The problem
Each line in the entries below that holds the string "from" is to be listed.

Begin Data excerpts

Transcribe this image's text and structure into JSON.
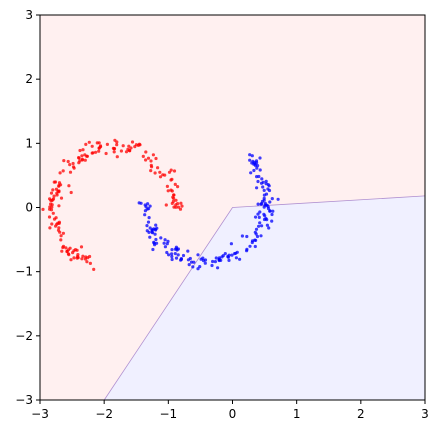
{
  "chart_data": {
    "type": "scatter",
    "title": "",
    "xlabel": "",
    "ylabel": "",
    "xlim": [
      -3,
      3
    ],
    "ylim": [
      -3,
      3
    ],
    "grid": false,
    "x_ticks": [
      "−3",
      "−2",
      "−1",
      "0",
      "1",
      "2",
      "3"
    ],
    "y_ticks": [
      "−3",
      "−2",
      "−1",
      "0",
      "1",
      "2",
      "3"
    ],
    "decision_regions": {
      "class_0_fill": "#fff0f0",
      "class_1_fill": "#f0f0ff",
      "boundary_color": "#b090d0",
      "class_1_polygon": [
        [
          -2.0,
          -3.0
        ],
        [
          0.0,
          0.0
        ],
        [
          3.0,
          0.18
        ],
        [
          3.0,
          -3.0
        ]
      ]
    },
    "series": [
      {
        "color": "#ff0000",
        "arc": {
          "cx": -1.85,
          "cy": 0.0,
          "r": 0.95,
          "start_deg": 0,
          "end_deg": 250,
          "noise": 0.06,
          "count": 180
        }
      },
      {
        "color": "#0000ff",
        "arc": {
          "cx": -0.42,
          "cy": 0.1,
          "r": 0.95,
          "start_deg": 180,
          "end_deg": 405,
          "noise": 0.06,
          "count": 180
        }
      }
    ]
  }
}
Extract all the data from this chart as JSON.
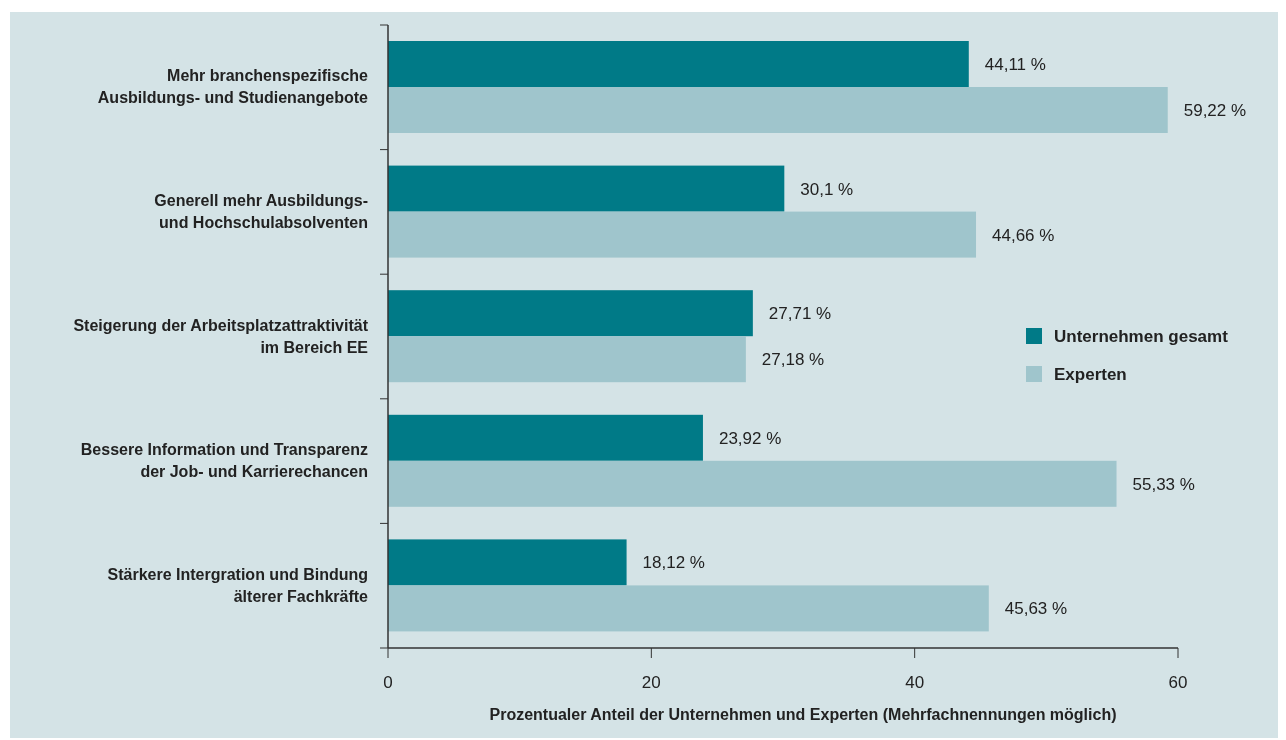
{
  "chart_data": {
    "type": "bar",
    "orientation": "horizontal",
    "categories": [
      "Mehr branchenspezifische\nAusbildungs- und Studienangebote",
      "Generell mehr Ausbildungs-\nund Hochschulabsolventen",
      "Steigerung der Arbeitsplatzattraktivität\nim Bereich EE",
      "Bessere Information und Transparenz\nder Job- und Karrierechancen",
      "Stärkere Intergration und Bindung\nälterer Fachkräfte"
    ],
    "series": [
      {
        "name": "Unternehmen gesamt",
        "color": "#007a87",
        "values": [
          44.11,
          30.1,
          27.71,
          23.92,
          18.12
        ],
        "value_labels": [
          "44,11 %",
          "30,1 %",
          "27,71 %",
          "23,92 %",
          "18,12 %"
        ]
      },
      {
        "name": "Experten",
        "color": "#9fc5cc",
        "values": [
          59.22,
          44.66,
          27.18,
          55.33,
          45.63
        ],
        "value_labels": [
          "59,22 %",
          "44,66 %",
          "27,18 %",
          "55,33 %",
          "45,63 %"
        ]
      }
    ],
    "xlim": [
      0,
      60
    ],
    "xticks": [
      0,
      20,
      40,
      60
    ],
    "xlabel": "Prozentualer Anteil der Unternehmen und Experten (Mehrfachnennungen möglich)",
    "legend": "right",
    "grid": false
  }
}
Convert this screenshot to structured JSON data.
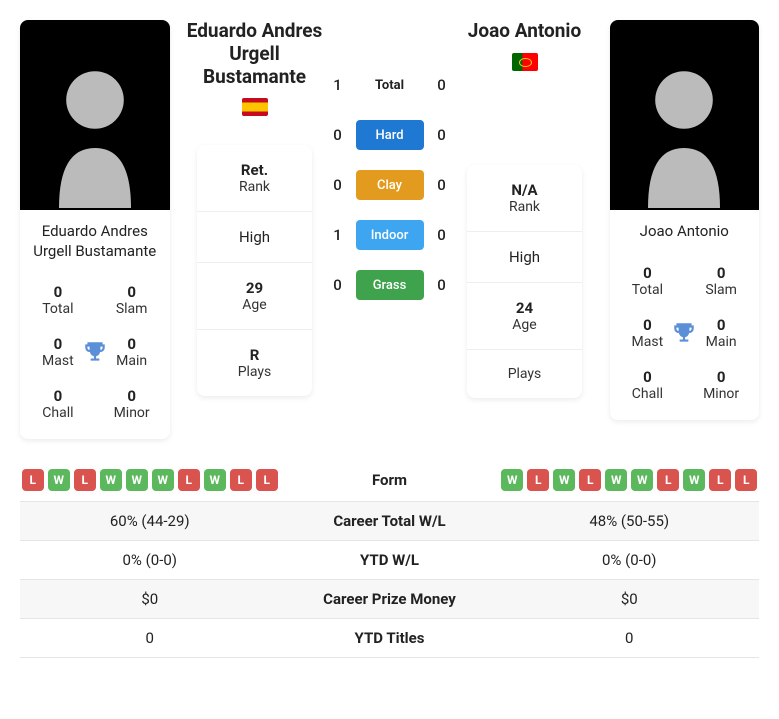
{
  "player1": {
    "name": "Eduardo Andres Urgell Bustamante",
    "flag": "es",
    "titles": {
      "total": {
        "val": "0",
        "lbl": "Total"
      },
      "slam": {
        "val": "0",
        "lbl": "Slam"
      },
      "mast": {
        "val": "0",
        "lbl": "Mast"
      },
      "main": {
        "val": "0",
        "lbl": "Main"
      },
      "chall": {
        "val": "0",
        "lbl": "Chall"
      },
      "minor": {
        "val": "0",
        "lbl": "Minor"
      }
    },
    "stats": {
      "rank_val": "Ret.",
      "rank_lbl": "Rank",
      "high": "High",
      "age_val": "29",
      "age_lbl": "Age",
      "plays_val": "R",
      "plays_lbl": "Plays"
    },
    "form": [
      "L",
      "W",
      "L",
      "W",
      "W",
      "W",
      "L",
      "W",
      "L",
      "L"
    ],
    "trophy_color": "#5b8fd8"
  },
  "player2": {
    "name": "Joao Antonio",
    "flag": "pt",
    "titles": {
      "total": {
        "val": "0",
        "lbl": "Total"
      },
      "slam": {
        "val": "0",
        "lbl": "Slam"
      },
      "mast": {
        "val": "0",
        "lbl": "Mast"
      },
      "main": {
        "val": "0",
        "lbl": "Main"
      },
      "chall": {
        "val": "0",
        "lbl": "Chall"
      },
      "minor": {
        "val": "0",
        "lbl": "Minor"
      }
    },
    "stats": {
      "rank_val": "N/A",
      "rank_lbl": "Rank",
      "high": "High",
      "age_val": "24",
      "age_lbl": "Age",
      "plays_val": "",
      "plays_lbl": "Plays"
    },
    "form": [
      "W",
      "L",
      "W",
      "L",
      "W",
      "W",
      "L",
      "W",
      "L",
      "L"
    ],
    "trophy_color": "#5b8fd8"
  },
  "h2h": {
    "rows": [
      {
        "p1": "1",
        "label": "Total",
        "p2": "0",
        "color": "",
        "text": "#222"
      },
      {
        "p1": "0",
        "label": "Hard",
        "p2": "0",
        "color": "#1f78d1",
        "text": "#fff"
      },
      {
        "p1": "0",
        "label": "Clay",
        "p2": "0",
        "color": "#e39b1f",
        "text": "#fff"
      },
      {
        "p1": "1",
        "label": "Indoor",
        "p2": "0",
        "color": "#3ea5f0",
        "text": "#fff"
      },
      {
        "p1": "0",
        "label": "Grass",
        "p2": "0",
        "color": "#3fa34d",
        "text": "#fff"
      }
    ]
  },
  "table": {
    "rows": [
      {
        "left_type": "form",
        "mid": "Form",
        "right_type": "form"
      },
      {
        "left": "60% (44-29)",
        "mid": "Career Total W/L",
        "right": "48% (50-55)"
      },
      {
        "left": "0% (0-0)",
        "mid": "YTD W/L",
        "right": "0% (0-0)"
      },
      {
        "left": "$0",
        "mid": "Career Prize Money",
        "right": "$0"
      },
      {
        "left": "0",
        "mid": "YTD Titles",
        "right": "0"
      }
    ]
  }
}
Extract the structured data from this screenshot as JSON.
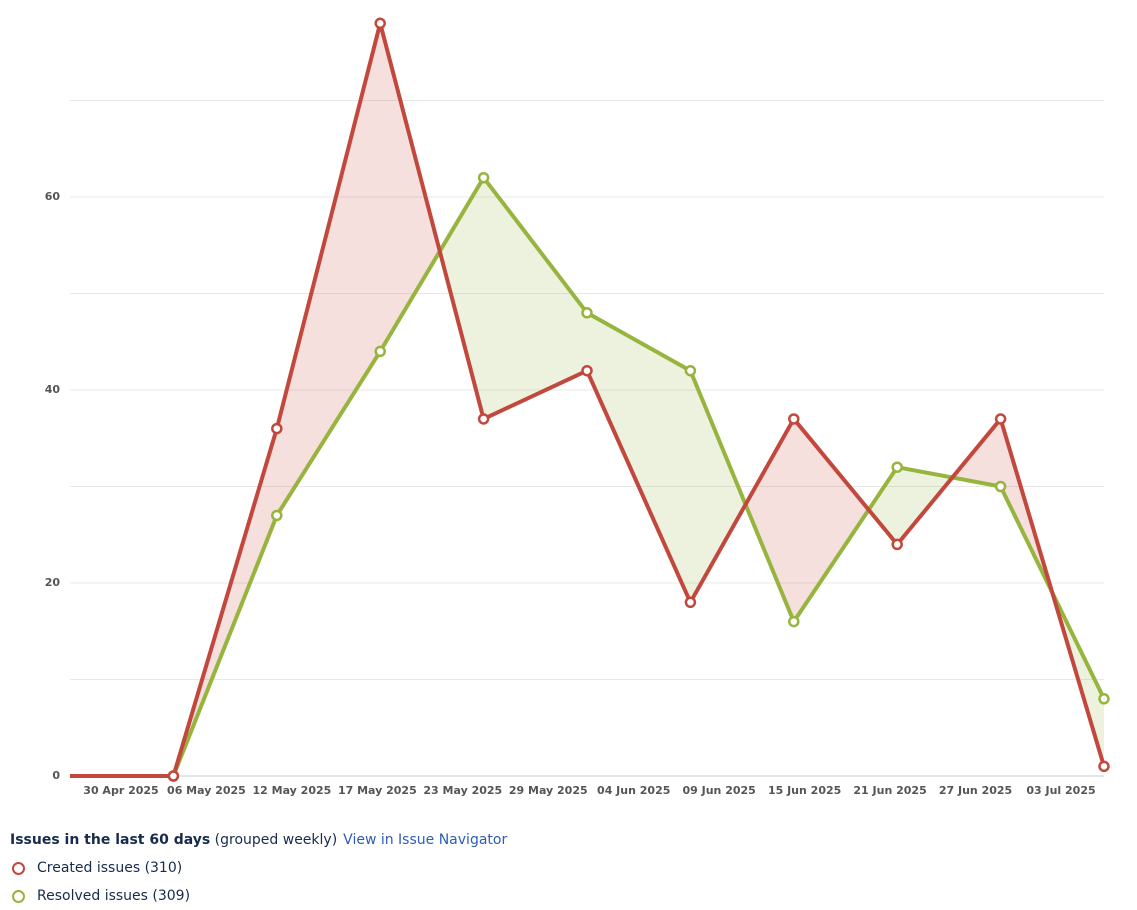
{
  "chart_data": {
    "type": "line",
    "title": "Issues in the last 60 days",
    "subtitle": "(grouped weekly)",
    "link": "View in Issue Navigator",
    "xtick_labels": [
      "30 Apr 2025",
      "06 May 2025",
      "12 May 2025",
      "17 May 2025",
      "23 May 2025",
      "29 May 2025",
      "04 Jun 2025",
      "09 Jun 2025",
      "15 Jun 2025",
      "21 Jun 2025",
      "27 Jun 2025",
      "03 Jul 2025"
    ],
    "series": [
      {
        "name": "Created issues (310)",
        "color": "#c2483e",
        "values": [
          0,
          0,
          36,
          78,
          37,
          42,
          18,
          37,
          24,
          37,
          1
        ]
      },
      {
        "name": "Resolved issues (309)",
        "color": "#97b43e",
        "values": [
          0,
          0,
          27,
          44,
          62,
          48,
          42,
          16,
          32,
          30,
          8
        ]
      }
    ],
    "ylim": [
      0,
      80
    ],
    "yticks": [
      0,
      20,
      40,
      60
    ],
    "yminor": [
      10,
      30,
      50,
      70
    ],
    "grid": true
  }
}
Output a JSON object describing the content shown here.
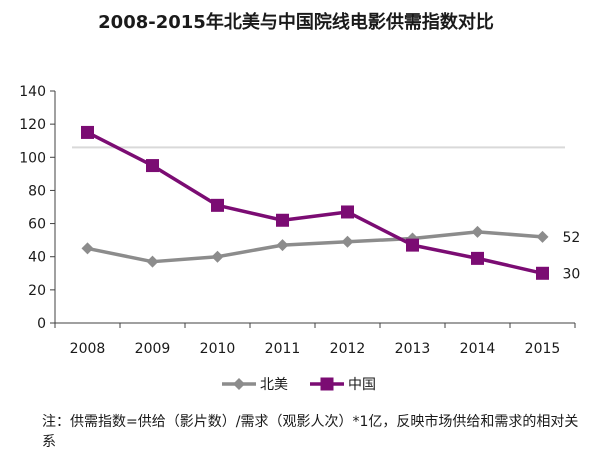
{
  "chart_data": {
    "type": "line",
    "title": "2008-2015年北美与中国院线电影供需指数对比",
    "categories": [
      "2008",
      "2009",
      "2010",
      "2011",
      "2012",
      "2013",
      "2014",
      "2015"
    ],
    "series": [
      {
        "name": "北美",
        "values": [
          45,
          37,
          40,
          47,
          49,
          51,
          55,
          52
        ],
        "color": "#8c8c8c",
        "marker": "diamond",
        "end_label": "52"
      },
      {
        "name": "中国",
        "values": [
          115,
          95,
          71,
          62,
          67,
          47,
          39,
          30
        ],
        "color": "#7b0c73",
        "marker": "square",
        "end_label": "30"
      }
    ],
    "yticks": [
      "0",
      "20",
      "40",
      "60",
      "80",
      "100",
      "120",
      "140"
    ],
    "ylim": [
      0,
      140
    ],
    "grid": false,
    "reference_line": {
      "value": 106,
      "color": "#d9d9d9"
    },
    "legend": "bottom",
    "note": "注：供需指数=供给（影片数）/需求（观影人次）*1亿，反映市场供给和需求的相对关系"
  }
}
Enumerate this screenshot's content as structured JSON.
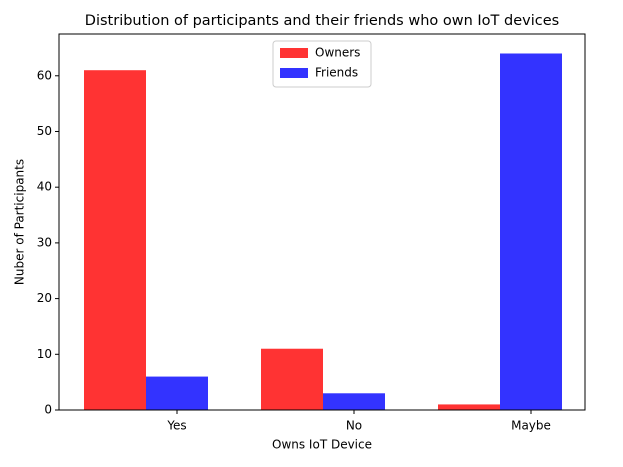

End Data excerpts

Output below
Extract all the data from this chart as JSON.
Extract the structured data from this screenshot as JSON.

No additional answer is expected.